- Exercise instructions
(A) According to the post about Trump and interest rates, how much did Trump borrow from Deutsche Bank in the five years before he became president?
(B) Say whether each statement agrees with the post about Trump and interest rates, answering yes or no and quoting the deciding words: (i) The rate cut the Federal Reserve announced in July was its first in more than a decade. (ii) The Doral golf resort has 643 rooms. (iii) The Deutsche Bank loans were for Trump's hotels in New York and Las Vegas.
(C) Continue the post about Trump and interest rates from where it stops.

Monday, August 26, 2019

Is Trump Trying To Manipulate The Economy To Benefit Himself? Of Course He Is!

>


Would Trump put his own personal interests ahead of the country's interests? If anyone doesn't know the answer to that, it's useless trying to persuade them. In truth, if Trump could gain a quarter by costing the U.S. a billion, he would jump at it. Trump will sell us out to our enemies in a blink of an eye. The former president of Sudan, Omar al-Bashir, is on trial now for, among other things,  taking $90 million in bribes from Saudi Arabia's thuggish crown prince Mohammed Bin Salman, a crony and ally of Trump and his vile family. If Bin Salman was willing to give $90 million to the useless al-Bashir how much has he been willing to give the Trumps and Kushners? Is Trump on the take? You really have to ask? It's why Trump can't be allowed to slink off after his term and must be prosecuted, The precedents he has broken and set have to be expunged from our history or we will be doomed, as a nation and a society, to live with them forever. No other American ex-president has ever been imprisoned. Trump must be. (It's another reason to not vote for Biden, who will immediately pardon Trump and his family and regime if he ever gets into the White House.)

Over the weekend, the Washington Post assembled an A-Team to work on how Trump puts his own financial interests ahead of the country's well-being-- Jonathan O'Connell, David Farenthold and Heather Long. Short version: Señor Trumpanzee "stands to save millions of dollars annually in interest on outstanding loans on his hotels and resorts if the Federal Reserve lowers rates as he has been demanding." We'll get into it in a moment, but first I want to ask you if you saw the write-up I did Sunday of Benjamin Corey's thesis that Trump really is the Anti-Christ. Here are a couple of illustrations that connect Corey's theory and The Post theory:




Trump's Miami area golf resort, Doral, is a decrepit pigsty badly in need of renovations. Trump wants to host the next G-7 meeting there in 2020 so he can give the bill for the renovations to the U.S. taxpayers. That's who he is; it's who he's always been. A clue he is looking to profit was a statement he made earlier today: "My people wanted it. I'm not going to make any money." That can be translated into, "My staff warned me not to do anything this blatant but I want to soak Uncle Sam for every penny I can while I'm still able to."

Now, back to O'Connell, Farenthold and Long, who explained that "In the five years before he became president, Trump borrowed more than $360 million via four loans from Deutsche Bank for his hotels in Washington, D.C., and Chicago, as well his 643-room Doral golf resort in South Florida. The payments on all four properties vary with interest rate changes, according to Trump’s official financial disclosures. That means he has already benefited from falling interest rates that were spurred in part by a cut the Federal Reserve announced in July, the first in more than a decade-- and his payments could drop by millions of dollars more annually if the central bank grants Trump’s wish and further lowers short-term rates, experts said."

- Material provided

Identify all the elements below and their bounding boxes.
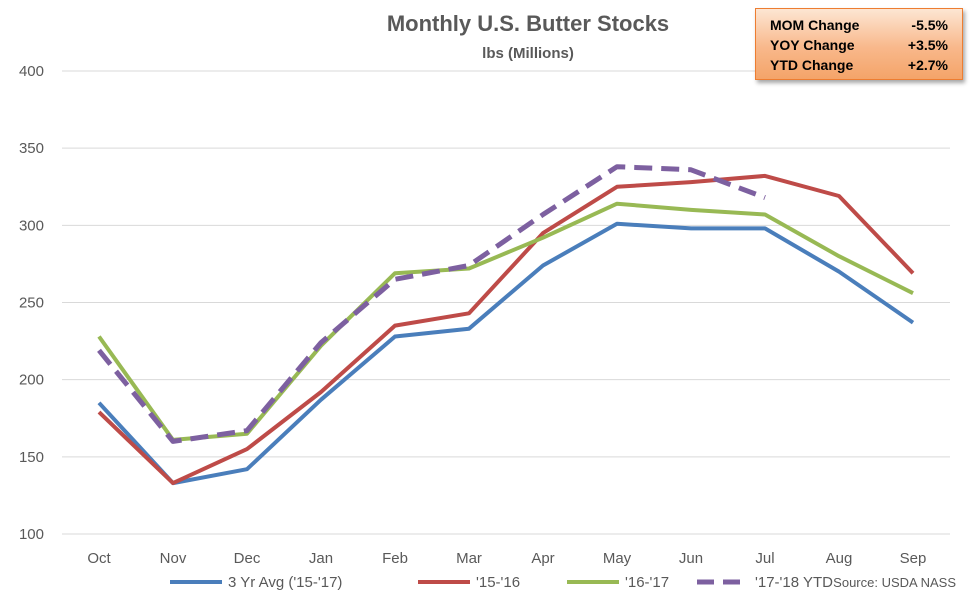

- Task responses
(A) More than $360 million, through four loans.

(B)
(i) Yes: "a cut the Federal Reserve announced in July, the first in more than a decade"
(ii) Yes: "his 643-room Doral golf resort in South Florida"
(iii) No: "for his hotels in Washington, D.C., and Chicago"

(C)
“It will reduce his borrowing costs quite a bit if he gets what he wants,” said Phillip Braun, a finance professor at Northwestern University’s Kellogg School of Management. Braun said Trump’s savings could be even greater if Deutsche Bank permits his company to pay down the loans more quickly without a penalty, which banks sometimes allow.

...While Trump’s adult sons, Donald Trump Jr. and Eric Trump, are managing the family business, the president insisted on retaining ownership of his company after his election, bucking the practice of past presidents. That decision, ethics experts warned, would lead to potential conflicts of interest between his personal interests and public policy goals.

The Trump administration has argued that lower interest rates would spur more consumers to buy homes and cars and businesses to invest in new factories. Cutting rates also typically lowers the value of the dollar, making U.S. products cheaper to overseas buyers, a goal of the president.

But most economists and business leaders say Trump’s trade war is the biggest threat to the economy, not interest rates, which are already at historically low levels.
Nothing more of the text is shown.